Start
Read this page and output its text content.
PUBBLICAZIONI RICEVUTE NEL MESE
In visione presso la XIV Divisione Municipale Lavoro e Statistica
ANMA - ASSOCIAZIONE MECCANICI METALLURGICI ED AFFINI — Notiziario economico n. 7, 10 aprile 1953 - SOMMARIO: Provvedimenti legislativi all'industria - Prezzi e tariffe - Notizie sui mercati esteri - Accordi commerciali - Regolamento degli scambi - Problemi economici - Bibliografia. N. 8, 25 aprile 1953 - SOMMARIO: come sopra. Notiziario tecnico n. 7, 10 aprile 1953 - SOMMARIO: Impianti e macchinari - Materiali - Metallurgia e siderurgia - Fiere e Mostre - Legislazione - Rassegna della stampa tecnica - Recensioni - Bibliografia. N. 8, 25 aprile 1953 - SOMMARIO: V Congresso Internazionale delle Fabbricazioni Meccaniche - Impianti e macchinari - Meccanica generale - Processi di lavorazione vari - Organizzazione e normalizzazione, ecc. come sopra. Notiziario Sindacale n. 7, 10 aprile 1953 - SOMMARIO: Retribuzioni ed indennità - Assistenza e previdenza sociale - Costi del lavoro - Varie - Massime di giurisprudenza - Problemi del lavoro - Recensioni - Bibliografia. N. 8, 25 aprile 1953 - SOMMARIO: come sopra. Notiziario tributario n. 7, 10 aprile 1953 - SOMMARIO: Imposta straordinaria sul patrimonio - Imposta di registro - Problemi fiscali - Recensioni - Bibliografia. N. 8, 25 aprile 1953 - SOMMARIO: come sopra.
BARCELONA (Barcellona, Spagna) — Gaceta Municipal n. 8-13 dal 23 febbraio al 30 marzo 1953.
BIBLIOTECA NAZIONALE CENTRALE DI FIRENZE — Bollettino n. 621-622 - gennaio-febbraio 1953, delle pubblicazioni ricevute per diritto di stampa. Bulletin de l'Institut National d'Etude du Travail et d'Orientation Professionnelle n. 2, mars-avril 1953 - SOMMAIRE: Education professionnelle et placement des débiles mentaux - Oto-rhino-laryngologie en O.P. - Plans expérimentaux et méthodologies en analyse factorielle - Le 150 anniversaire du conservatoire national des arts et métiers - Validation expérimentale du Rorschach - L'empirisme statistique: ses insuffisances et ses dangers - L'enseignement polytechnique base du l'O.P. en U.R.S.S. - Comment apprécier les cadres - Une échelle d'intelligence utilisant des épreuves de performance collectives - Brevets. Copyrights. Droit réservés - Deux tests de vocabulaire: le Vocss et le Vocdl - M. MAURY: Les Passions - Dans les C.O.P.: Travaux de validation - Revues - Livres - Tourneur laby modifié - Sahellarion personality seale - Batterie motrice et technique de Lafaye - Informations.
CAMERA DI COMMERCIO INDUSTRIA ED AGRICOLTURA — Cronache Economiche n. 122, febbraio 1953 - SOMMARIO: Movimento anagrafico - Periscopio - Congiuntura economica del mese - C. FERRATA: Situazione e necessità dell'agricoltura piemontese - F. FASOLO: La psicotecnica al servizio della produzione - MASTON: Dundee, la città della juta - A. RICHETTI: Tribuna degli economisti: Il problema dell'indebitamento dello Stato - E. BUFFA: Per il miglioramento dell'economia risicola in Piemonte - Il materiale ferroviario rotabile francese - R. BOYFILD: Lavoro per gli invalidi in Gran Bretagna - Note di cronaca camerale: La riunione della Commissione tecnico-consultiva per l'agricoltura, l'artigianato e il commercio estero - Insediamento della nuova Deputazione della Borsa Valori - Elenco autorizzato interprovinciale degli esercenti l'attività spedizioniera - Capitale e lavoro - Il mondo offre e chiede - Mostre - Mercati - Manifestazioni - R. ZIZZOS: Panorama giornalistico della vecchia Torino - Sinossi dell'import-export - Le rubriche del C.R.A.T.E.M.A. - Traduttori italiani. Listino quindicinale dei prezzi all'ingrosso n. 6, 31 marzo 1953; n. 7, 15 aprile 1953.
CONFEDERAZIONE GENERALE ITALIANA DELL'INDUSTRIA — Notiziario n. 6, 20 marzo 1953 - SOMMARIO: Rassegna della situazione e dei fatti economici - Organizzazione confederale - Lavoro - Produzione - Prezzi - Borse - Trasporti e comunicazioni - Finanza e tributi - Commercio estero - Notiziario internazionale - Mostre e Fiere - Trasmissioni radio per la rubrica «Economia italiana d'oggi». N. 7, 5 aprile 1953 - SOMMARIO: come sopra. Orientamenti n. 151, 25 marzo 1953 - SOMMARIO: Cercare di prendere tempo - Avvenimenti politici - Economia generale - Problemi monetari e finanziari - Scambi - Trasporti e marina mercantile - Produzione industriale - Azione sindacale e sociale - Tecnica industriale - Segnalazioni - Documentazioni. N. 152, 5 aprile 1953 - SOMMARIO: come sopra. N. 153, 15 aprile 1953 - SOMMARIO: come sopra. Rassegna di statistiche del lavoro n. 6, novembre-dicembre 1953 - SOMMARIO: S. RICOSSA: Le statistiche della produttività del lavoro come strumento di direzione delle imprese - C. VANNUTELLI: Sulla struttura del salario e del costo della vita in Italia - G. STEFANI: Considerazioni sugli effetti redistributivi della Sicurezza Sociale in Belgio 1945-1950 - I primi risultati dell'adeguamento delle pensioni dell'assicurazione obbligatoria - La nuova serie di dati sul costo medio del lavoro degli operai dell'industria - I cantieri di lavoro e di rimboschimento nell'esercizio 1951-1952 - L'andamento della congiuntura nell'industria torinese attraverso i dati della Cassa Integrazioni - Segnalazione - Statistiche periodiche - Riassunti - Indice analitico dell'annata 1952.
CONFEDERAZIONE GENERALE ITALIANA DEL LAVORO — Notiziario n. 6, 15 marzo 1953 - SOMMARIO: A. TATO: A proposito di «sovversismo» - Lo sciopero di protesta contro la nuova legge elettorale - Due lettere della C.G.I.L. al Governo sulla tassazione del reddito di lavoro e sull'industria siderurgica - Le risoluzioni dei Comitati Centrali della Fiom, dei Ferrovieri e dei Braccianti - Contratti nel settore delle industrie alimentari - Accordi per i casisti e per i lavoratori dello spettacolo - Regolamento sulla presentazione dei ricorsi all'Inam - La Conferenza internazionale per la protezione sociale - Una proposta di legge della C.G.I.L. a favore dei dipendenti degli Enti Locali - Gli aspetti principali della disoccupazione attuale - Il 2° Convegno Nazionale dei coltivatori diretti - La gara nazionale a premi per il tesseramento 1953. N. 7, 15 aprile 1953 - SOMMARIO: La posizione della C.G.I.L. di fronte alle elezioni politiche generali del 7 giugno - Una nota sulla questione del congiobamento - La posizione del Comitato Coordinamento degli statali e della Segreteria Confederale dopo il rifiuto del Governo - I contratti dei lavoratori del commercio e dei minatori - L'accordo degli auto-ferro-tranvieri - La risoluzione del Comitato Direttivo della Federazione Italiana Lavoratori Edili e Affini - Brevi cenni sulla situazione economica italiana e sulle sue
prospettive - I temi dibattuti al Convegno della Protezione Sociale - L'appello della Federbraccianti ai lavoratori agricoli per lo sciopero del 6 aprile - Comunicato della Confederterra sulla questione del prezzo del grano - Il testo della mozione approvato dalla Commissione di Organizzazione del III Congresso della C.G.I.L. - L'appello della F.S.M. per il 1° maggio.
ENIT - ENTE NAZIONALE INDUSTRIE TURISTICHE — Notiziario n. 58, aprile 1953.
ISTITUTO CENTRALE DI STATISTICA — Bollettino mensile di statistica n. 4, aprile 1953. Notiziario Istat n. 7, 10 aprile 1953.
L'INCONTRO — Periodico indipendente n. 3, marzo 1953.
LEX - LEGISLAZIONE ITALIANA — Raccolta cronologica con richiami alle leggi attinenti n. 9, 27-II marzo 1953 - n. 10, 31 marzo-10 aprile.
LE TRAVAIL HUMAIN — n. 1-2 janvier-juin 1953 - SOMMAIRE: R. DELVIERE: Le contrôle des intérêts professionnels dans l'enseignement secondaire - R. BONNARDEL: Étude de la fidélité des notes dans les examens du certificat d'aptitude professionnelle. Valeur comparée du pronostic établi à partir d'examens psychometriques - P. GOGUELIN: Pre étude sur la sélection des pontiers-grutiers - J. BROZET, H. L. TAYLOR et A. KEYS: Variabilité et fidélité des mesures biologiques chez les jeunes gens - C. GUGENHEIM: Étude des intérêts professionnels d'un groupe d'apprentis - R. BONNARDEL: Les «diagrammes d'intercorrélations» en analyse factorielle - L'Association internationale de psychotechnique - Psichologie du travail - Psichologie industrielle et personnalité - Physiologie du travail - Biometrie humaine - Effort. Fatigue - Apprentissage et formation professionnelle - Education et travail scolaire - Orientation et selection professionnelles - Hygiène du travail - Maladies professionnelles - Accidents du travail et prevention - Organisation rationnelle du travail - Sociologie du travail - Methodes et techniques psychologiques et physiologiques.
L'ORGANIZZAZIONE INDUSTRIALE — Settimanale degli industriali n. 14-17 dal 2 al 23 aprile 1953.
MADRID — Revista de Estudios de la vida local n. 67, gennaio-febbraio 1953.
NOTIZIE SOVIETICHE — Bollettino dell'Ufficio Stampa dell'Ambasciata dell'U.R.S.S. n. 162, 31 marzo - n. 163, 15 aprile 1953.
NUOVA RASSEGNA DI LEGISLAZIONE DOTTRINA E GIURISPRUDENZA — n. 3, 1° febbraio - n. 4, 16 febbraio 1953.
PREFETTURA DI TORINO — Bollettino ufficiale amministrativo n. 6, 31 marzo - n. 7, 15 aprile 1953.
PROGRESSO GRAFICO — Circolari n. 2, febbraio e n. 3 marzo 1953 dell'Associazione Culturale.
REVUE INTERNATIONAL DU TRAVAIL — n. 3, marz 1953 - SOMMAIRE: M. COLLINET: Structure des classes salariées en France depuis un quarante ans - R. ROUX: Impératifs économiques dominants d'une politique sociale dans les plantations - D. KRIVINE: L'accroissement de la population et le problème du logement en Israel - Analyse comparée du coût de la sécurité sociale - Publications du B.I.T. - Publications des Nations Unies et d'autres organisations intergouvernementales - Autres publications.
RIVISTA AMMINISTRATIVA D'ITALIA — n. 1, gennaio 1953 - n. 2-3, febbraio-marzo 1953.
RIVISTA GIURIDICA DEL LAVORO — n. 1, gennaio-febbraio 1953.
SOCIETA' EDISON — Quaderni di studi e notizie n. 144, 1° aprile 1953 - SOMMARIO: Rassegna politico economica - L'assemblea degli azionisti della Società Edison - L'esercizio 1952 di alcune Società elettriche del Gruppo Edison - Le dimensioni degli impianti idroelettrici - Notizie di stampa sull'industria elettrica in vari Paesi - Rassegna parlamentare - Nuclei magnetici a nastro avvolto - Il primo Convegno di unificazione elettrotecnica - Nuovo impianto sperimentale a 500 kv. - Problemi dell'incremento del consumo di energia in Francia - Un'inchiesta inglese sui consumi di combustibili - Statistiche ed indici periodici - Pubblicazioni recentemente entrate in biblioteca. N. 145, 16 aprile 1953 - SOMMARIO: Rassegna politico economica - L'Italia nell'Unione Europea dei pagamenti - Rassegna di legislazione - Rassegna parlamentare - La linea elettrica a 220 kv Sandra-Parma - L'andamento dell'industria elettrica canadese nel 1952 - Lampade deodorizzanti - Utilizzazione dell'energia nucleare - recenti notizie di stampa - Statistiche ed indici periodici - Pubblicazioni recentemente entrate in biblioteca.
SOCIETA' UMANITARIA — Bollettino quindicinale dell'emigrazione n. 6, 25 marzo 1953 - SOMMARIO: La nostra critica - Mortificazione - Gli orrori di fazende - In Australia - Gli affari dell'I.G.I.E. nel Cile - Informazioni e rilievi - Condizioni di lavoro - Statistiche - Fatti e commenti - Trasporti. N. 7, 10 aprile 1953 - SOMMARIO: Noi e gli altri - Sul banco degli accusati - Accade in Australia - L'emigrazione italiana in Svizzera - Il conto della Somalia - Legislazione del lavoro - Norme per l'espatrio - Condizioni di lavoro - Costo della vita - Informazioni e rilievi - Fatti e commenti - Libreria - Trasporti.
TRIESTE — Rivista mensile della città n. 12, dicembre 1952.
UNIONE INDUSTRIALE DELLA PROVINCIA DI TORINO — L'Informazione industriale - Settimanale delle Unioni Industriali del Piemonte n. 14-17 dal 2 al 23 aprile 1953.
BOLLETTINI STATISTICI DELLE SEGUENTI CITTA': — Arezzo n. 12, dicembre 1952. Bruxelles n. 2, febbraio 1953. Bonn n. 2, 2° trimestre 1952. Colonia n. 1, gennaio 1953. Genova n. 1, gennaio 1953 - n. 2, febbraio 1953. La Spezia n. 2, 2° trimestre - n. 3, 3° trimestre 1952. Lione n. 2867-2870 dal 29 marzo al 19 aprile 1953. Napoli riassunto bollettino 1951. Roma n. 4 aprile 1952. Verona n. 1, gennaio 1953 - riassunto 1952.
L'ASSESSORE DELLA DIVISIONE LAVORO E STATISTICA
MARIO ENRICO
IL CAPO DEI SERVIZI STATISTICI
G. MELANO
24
End
§ **THE REQUEST**
Within the data above, pick out all lines holding the word "città".

§ **RESPONSE BELOW**
CAMERA DI COMMERCIO INDUSTRIA ED AGRICOLTURA — Cronache Economiche n. 122, febbraio 1953 - SOMMARIO: Movimento anagrafico - Periscopio - Congiuntura economica del mese - C. FERRATA: Situazione e necessità dell'agricoltura piemontese - F. FASOLO: La psicotecnica al servizio della produzione - MASTON: Dundee, la città della juta - A. RICHETTI: Tribuna degli economisti: Il problema dell'indebitamento dello Stato - E. BUFFA: Per il miglioramento dell'economia risicola in Piemonte - Il materiale ferroviario rotabile francese - R. BOYFILD: Lavoro per gli invalidi in Gran Bretagna - Note di cronaca camerale: La riunione della Commissione tecnico-consultiva per l'agricoltura, l'artigianato e il commercio estero - Insediamento della nuova Deputazione della Borsa Valori - Elenco autorizzato interprovinciale degli esercenti l'attività spedizioniera - Capitale e lavoro - Il mondo offre e chiede - Mostre - Mercati - Manifestazioni - R. ZIZZOS: Panorama giornalistico della vecchia Torino - Sinossi dell'import-export - Le rubriche del C.R.A.T.E.M.A. - Traduttori italiani. Listino quindicinale dei prezzi all'ingrosso n. 6, 31 marzo 1953; n. 7, 15 aprile 1953.
TRIESTE — Rivista mensile della città n. 12, dicembre 1952.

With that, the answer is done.